PROBLEM TO SOLVE |
Copy out all lines that hold "Sara".

— Start —

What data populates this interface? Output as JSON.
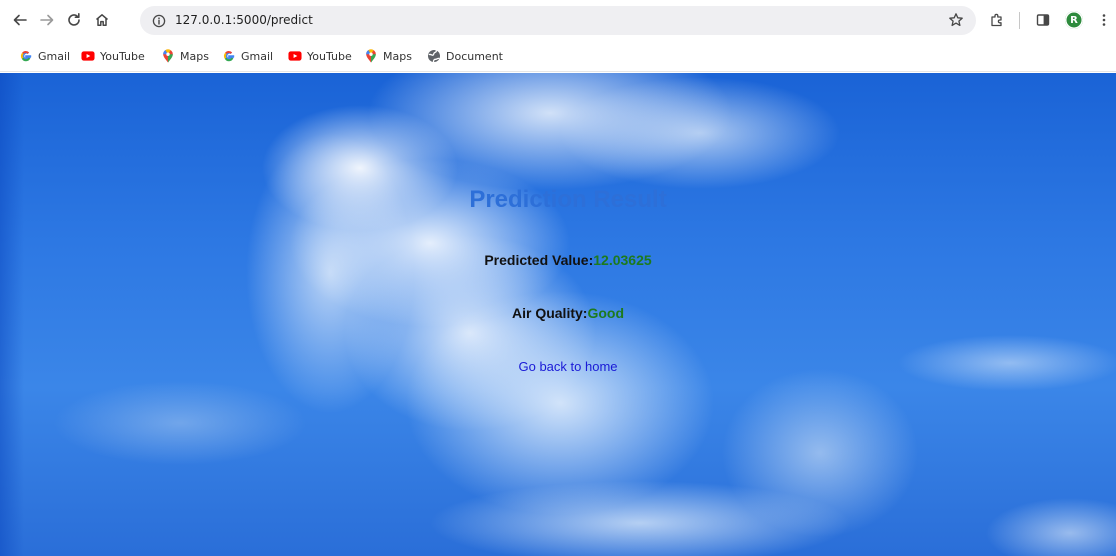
{
  "browser": {
    "url": "127.0.0.1:5000/predict",
    "avatar_initial": "R",
    "accent_color": "#2e8b3d"
  },
  "bookmarks": [
    {
      "label": "Gmail",
      "icon": "google-icon"
    },
    {
      "label": "YouTube",
      "icon": "youtube-icon"
    },
    {
      "label": "Maps",
      "icon": "maps-icon"
    },
    {
      "label": "Gmail",
      "icon": "google-icon"
    },
    {
      "label": "YouTube",
      "icon": "youtube-icon"
    },
    {
      "label": "Maps",
      "icon": "maps-icon"
    },
    {
      "label": "Document",
      "icon": "globe-icon"
    }
  ],
  "page": {
    "title": "Prediction Result",
    "predicted_label": "Predicted Value:",
    "predicted_value": "12.03625",
    "air_quality_label": "Air Quality:",
    "air_quality_value": "Good",
    "home_link": "Go back to home",
    "colors": {
      "title": "#2d6fd8",
      "value": "#1d7a1d",
      "link": "#1a1ad6"
    }
  }
}
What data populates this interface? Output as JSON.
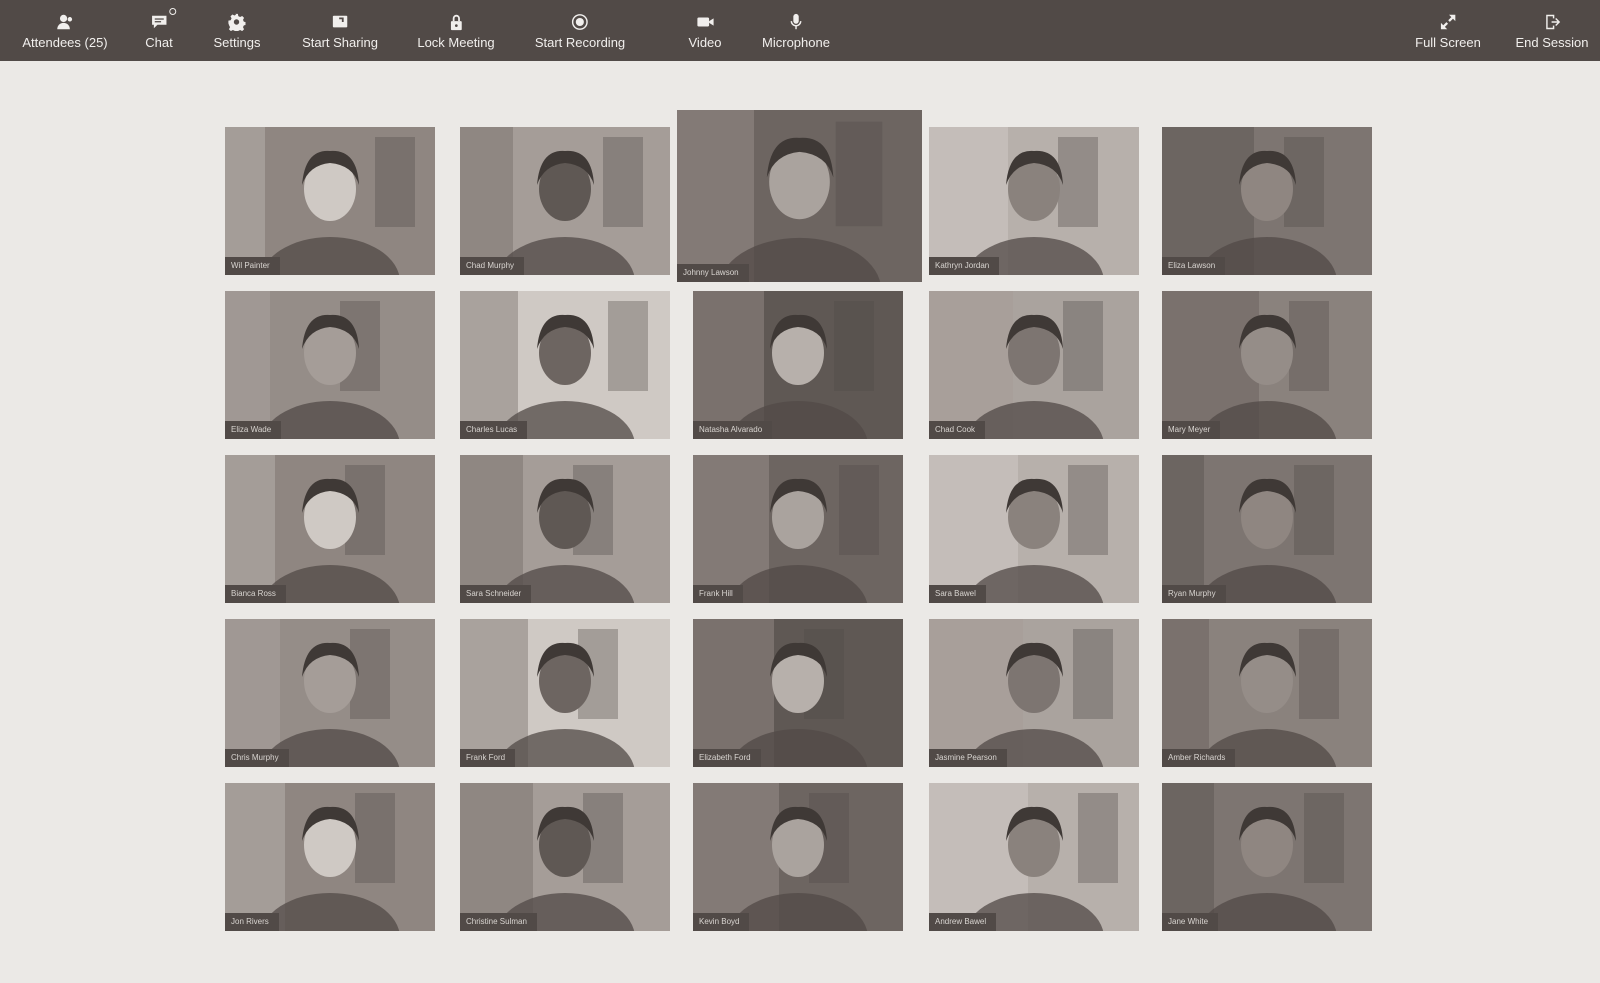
{
  "toolbar": {
    "left_buttons": [
      {
        "name": "attendees",
        "label": "Attendees (25)",
        "icon": "attendees-icon"
      },
      {
        "name": "chat",
        "label": "Chat",
        "icon": "chat-icon"
      },
      {
        "name": "settings",
        "label": "Settings",
        "icon": "gear-icon"
      },
      {
        "name": "start-sharing",
        "label": "Start Sharing",
        "icon": "share-screen-icon"
      },
      {
        "name": "lock-meeting",
        "label": "Lock Meeting",
        "icon": "lock-icon"
      },
      {
        "name": "start-recording",
        "label": "Start Recording",
        "icon": "record-icon"
      },
      {
        "name": "video",
        "label": "Video",
        "icon": "video-camera-icon"
      },
      {
        "name": "microphone",
        "label": "Microphone",
        "icon": "microphone-icon"
      }
    ],
    "right_buttons": [
      {
        "name": "full-screen",
        "label": "Full Screen",
        "icon": "expand-icon"
      },
      {
        "name": "end-session",
        "label": "End Session",
        "icon": "exit-icon"
      }
    ]
  },
  "active_speaker": "Johnny Lawson",
  "participants": [
    {
      "name": "Wil Painter"
    },
    {
      "name": "Chad Murphy"
    },
    {
      "name": "Johnny Lawson"
    },
    {
      "name": "Kathryn Jordan"
    },
    {
      "name": "Eliza Lawson"
    },
    {
      "name": "Eliza Wade"
    },
    {
      "name": "Charles Lucas"
    },
    {
      "name": "Natasha Alvarado"
    },
    {
      "name": "Chad Cook"
    },
    {
      "name": "Mary Meyer"
    },
    {
      "name": "Bianca Ross"
    },
    {
      "name": "Sara Schneider"
    },
    {
      "name": "Frank Hill"
    },
    {
      "name": "Sara Bawel"
    },
    {
      "name": "Ryan Murphy"
    },
    {
      "name": "Chris Murphy"
    },
    {
      "name": "Frank Ford"
    },
    {
      "name": "Elizabeth Ford"
    },
    {
      "name": "Jasmine Pearson"
    },
    {
      "name": "Amber Richards"
    },
    {
      "name": "Jon Rivers"
    },
    {
      "name": "Christine Sulman"
    },
    {
      "name": "Kevin Boyd"
    },
    {
      "name": "Andrew Bawel"
    },
    {
      "name": "Jane White"
    }
  ]
}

— End —

SOLUTION |
      "name": "Sara Schneider"
      "name": "Sara Bawel"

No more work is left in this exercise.